[Dataset items]
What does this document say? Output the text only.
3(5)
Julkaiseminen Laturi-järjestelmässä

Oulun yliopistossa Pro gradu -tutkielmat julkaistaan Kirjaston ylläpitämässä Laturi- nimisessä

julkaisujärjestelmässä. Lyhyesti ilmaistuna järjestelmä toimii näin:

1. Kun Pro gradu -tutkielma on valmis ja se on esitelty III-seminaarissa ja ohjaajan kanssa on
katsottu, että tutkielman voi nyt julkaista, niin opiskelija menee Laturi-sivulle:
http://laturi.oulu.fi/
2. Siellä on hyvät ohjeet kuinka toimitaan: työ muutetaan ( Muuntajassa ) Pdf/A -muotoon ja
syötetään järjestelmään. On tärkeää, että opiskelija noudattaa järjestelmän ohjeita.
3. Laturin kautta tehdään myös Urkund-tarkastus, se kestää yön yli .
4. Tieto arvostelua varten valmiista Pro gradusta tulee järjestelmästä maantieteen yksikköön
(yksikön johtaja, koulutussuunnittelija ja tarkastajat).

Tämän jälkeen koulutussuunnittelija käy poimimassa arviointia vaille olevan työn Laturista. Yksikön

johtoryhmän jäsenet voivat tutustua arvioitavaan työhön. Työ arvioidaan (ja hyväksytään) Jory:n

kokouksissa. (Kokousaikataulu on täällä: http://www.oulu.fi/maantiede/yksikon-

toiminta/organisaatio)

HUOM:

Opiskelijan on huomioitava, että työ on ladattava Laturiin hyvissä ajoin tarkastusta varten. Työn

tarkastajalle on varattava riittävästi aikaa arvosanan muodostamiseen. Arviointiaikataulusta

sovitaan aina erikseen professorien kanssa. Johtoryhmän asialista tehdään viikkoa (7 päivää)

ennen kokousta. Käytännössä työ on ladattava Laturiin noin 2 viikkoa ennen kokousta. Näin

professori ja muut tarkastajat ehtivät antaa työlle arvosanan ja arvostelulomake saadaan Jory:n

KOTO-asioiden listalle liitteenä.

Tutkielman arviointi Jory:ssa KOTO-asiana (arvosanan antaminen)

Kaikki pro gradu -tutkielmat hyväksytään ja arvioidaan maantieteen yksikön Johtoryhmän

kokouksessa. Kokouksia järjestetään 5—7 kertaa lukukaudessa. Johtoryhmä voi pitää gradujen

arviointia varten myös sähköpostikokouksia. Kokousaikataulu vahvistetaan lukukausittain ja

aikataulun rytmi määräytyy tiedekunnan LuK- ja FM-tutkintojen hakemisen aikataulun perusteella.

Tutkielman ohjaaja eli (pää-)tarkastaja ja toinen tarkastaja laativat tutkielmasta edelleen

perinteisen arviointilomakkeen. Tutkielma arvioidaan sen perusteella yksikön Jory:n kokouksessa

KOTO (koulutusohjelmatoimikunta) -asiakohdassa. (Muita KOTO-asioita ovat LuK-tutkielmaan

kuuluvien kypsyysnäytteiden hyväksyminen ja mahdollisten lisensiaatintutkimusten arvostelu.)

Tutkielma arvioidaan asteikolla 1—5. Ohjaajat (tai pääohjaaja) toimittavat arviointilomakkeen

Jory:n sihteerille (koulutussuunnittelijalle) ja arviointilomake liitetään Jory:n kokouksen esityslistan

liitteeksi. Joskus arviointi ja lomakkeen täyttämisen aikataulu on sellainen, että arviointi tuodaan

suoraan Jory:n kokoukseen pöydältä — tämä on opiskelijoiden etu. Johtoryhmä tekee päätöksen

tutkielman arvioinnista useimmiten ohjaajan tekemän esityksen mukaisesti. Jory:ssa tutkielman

Aim: Write out every entry above, word for word.

Correct answer:
What does this document say? Output the text only.
3(5)
Julkaiseminen Laturi-järjestelmässä

Oulun yliopistossa Pro gradu -tutkielmat julkaistaan Kirjaston ylläpitämässä Laturi- nimisessä

julkaisujärjestelmässä. Lyhyesti ilmaistuna järjestelmä toimii näin:

1. Kun Pro gradu -tutkielma on valmis ja se on esitelty III-seminaarissa ja ohjaajan kanssa on
katsottu, että tutkielman voi nyt julkaista, niin opiskelija menee Laturi-sivulle:
http://laturi.oulu.fi/
2. Siellä on hyvät ohjeet kuinka toimitaan: työ muutetaan ( Muuntajassa ) Pdf/A -muotoon ja
syötetään järjestelmään. On tärkeää, että opiskelija noudattaa järjestelmän ohjeita.
3. Laturin kautta tehdään myös Urkund-tarkastus, se kestää yön yli .
4. Tieto arvostelua varten valmiista Pro gradusta tulee järjestelmästä maantieteen yksikköön
(yksikön johtaja, koulutussuunnittelija ja tarkastajat).

Tämän jälkeen koulutussuunnittelija käy poimimassa arviointia vaille olevan työn Laturista. Yksikön

johtoryhmän jäsenet voivat tutustua arvioitavaan työhön. Työ arvioidaan (ja hyväksytään) Jory:n

kokouksissa. (Kokousaikataulu on täällä: http://www.oulu.fi/maantiede/yksikon-

toiminta/organisaatio)

HUOM:

Opiskelijan on huomioitava, että työ on ladattava Laturiin hyvissä ajoin tarkastusta varten. Työn

tarkastajalle on varattava riittävästi aikaa arvosanan muodostamiseen. Arviointiaikataulusta

sovitaan aina erikseen professorien kanssa. Johtoryhmän asialista tehdään viikkoa (7 päivää)

ennen kokousta. Käytännössä työ on ladattava Laturiin noin 2 viikkoa ennen kokousta. Näin

professori ja muut tarkastajat ehtivät antaa työlle arvosanan ja arvostelulomake saadaan Jory:n

KOTO-asioiden listalle liitteenä.

Tutkielman arviointi Jory:ssa KOTO-asiana (arvosanan antaminen)

Kaikki pro gradu -tutkielmat hyväksytään ja arvioidaan maantieteen yksikön Johtoryhmän

kokouksessa. Kokouksia järjestetään 5—7 kertaa lukukaudessa. Johtoryhmä voi pitää gradujen

arviointia varten myös sähköpostikokouksia. Kokousaikataulu vahvistetaan lukukausittain ja

aikataulun rytmi määräytyy tiedekunnan LuK- ja FM-tutkintojen hakemisen aikataulun perusteella.

Tutkielman ohjaaja eli (pää-)tarkastaja ja toinen tarkastaja laativat tutkielmasta edelleen

perinteisen arviointilomakkeen. Tutkielma arvioidaan sen perusteella yksikön Jory:n kokouksessa

KOTO (koulutusohjelmatoimikunta) -asiakohdassa. (Muita KOTO-asioita ovat LuK-tutkielmaan

kuuluvien kypsyysnäytteiden hyväksyminen ja mahdollisten lisensiaatintutkimusten arvostelu.)

Tutkielma arvioidaan asteikolla 1—5. Ohjaajat (tai pääohjaaja) toimittavat arviointilomakkeen

Jory:n sihteerille (koulutussuunnittelijalle) ja arviointilomake liitetään Jory:n kokouksen esityslistan

liitteeksi. Joskus arviointi ja lomakkeen täyttämisen aikataulu on sellainen, että arviointi tuodaan

suoraan Jory:n kokoukseen pöydältä — tämä on opiskelijoiden etu. Johtoryhmä tekee päätöksen

tutkielman arvioinnista useimmiten ohjaajan tekemän esityksen mukaisesti. Jory:ssa tutkielman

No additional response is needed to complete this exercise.